Work to do: Exactly as written, please set down all of the entries again, with no pictures.

Material provided:
________________________

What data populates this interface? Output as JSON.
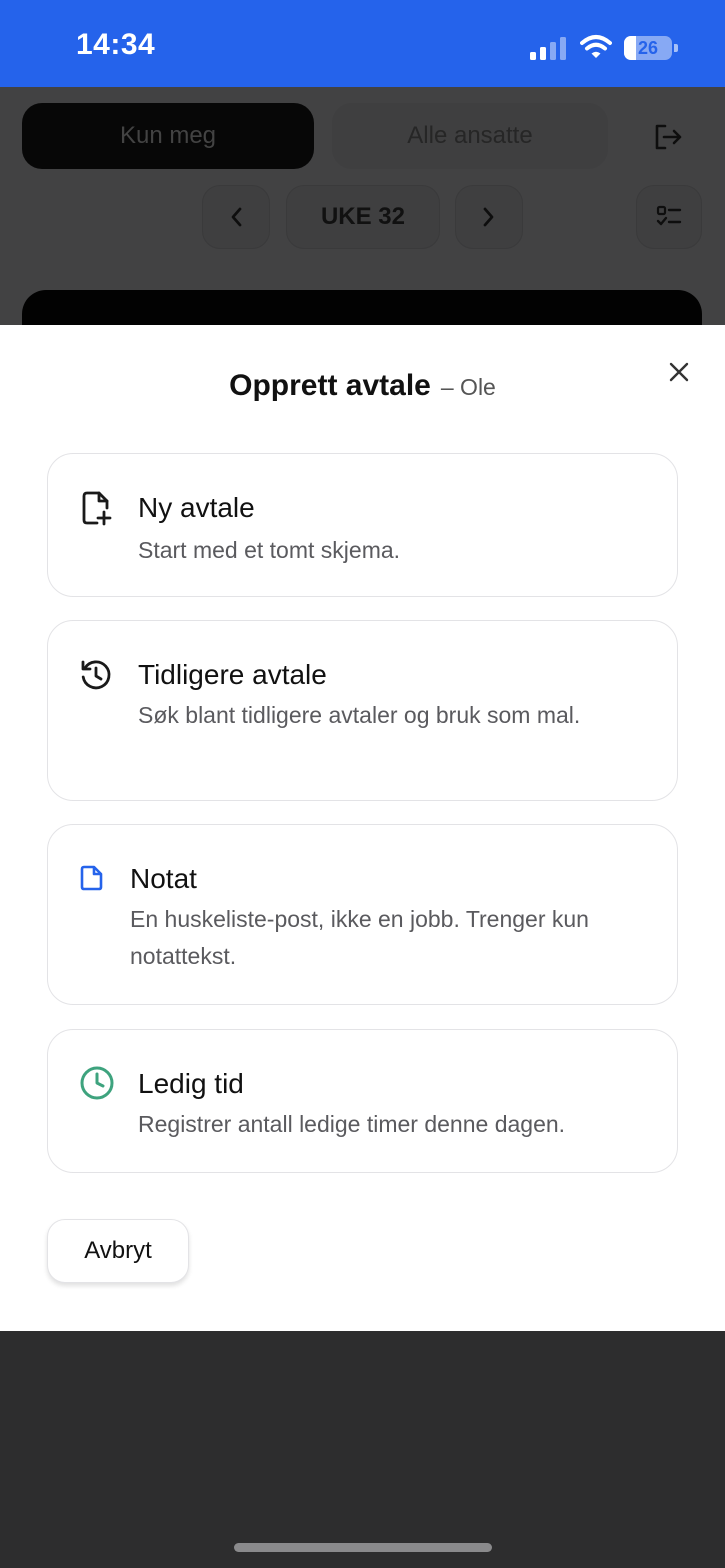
{
  "status_bar": {
    "time": "14:34",
    "battery_level": "26",
    "battery_fraction": 0.26,
    "icons": [
      "signal-icon",
      "wifi-icon",
      "battery-icon"
    ]
  },
  "background": {
    "segment_active": "Kun meg",
    "segment_inactive": "Alle ansatte",
    "week_label": "UKE 32",
    "icons": [
      "logout-icon",
      "chevron-left-icon",
      "chevron-right-icon",
      "checklist-icon"
    ]
  },
  "modal": {
    "title": "Opprett avtale",
    "subtitle": "– Ole",
    "options": [
      {
        "icon": "file-plus-icon",
        "title": "Ny avtale",
        "description": "Start med et tomt skjema."
      },
      {
        "icon": "history-icon",
        "title": "Tidligere avtale",
        "description": "Søk blant tidligere avtaler og bruk som mal."
      },
      {
        "icon": "note-icon",
        "title": "Notat",
        "description": "En huskeliste-post, ikke en jobb. Trenger kun notattekst."
      },
      {
        "icon": "clock-icon",
        "title": "Ledig tid",
        "description": "Registrer antall ledige timer denne dagen."
      }
    ],
    "cancel_label": "Avbryt"
  },
  "colors": {
    "status_bar": "#2563eb",
    "note_icon": "#2563eb",
    "clock_icon": "#3ea37e",
    "overlay": "#2d2d2e"
  }
}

________________________

Exercise result:
What data populates this interface? Output as JSON.
{
  "status_bar": {
    "time": "14:34",
    "battery_level": "26",
    "battery_fraction": 0.26,
    "icons": [
      "signal-icon",
      "wifi-icon",
      "battery-icon"
    ]
  },
  "background": {
    "segment_active": "Kun meg",
    "segment_inactive": "Alle ansatte",
    "week_label": "UKE 32",
    "icons": [
      "logout-icon",
      "chevron-left-icon",
      "chevron-right-icon",
      "checklist-icon"
    ]
  },
  "modal": {
    "title": "Opprett avtale",
    "subtitle": "– Ole",
    "options": [
      {
        "icon": "file-plus-icon",
        "title": "Ny avtale",
        "description": "Start med et tomt skjema."
      },
      {
        "icon": "history-icon",
        "title": "Tidligere avtale",
        "description": "Søk blant tidligere avtaler og bruk som mal."
      },
      {
        "icon": "note-icon",
        "title": "Notat",
        "description": "En huskeliste-post, ikke en jobb. Trenger kun notattekst."
      },
      {
        "icon": "clock-icon",
        "title": "Ledig tid",
        "description": "Registrer antall ledige timer denne dagen."
      }
    ],
    "cancel_label": "Avbryt"
  },
  "colors": {
    "status_bar": "#2563eb",
    "note_icon": "#2563eb",
    "clock_icon": "#3ea37e",
    "overlay": "#2d2d2e"
  }
}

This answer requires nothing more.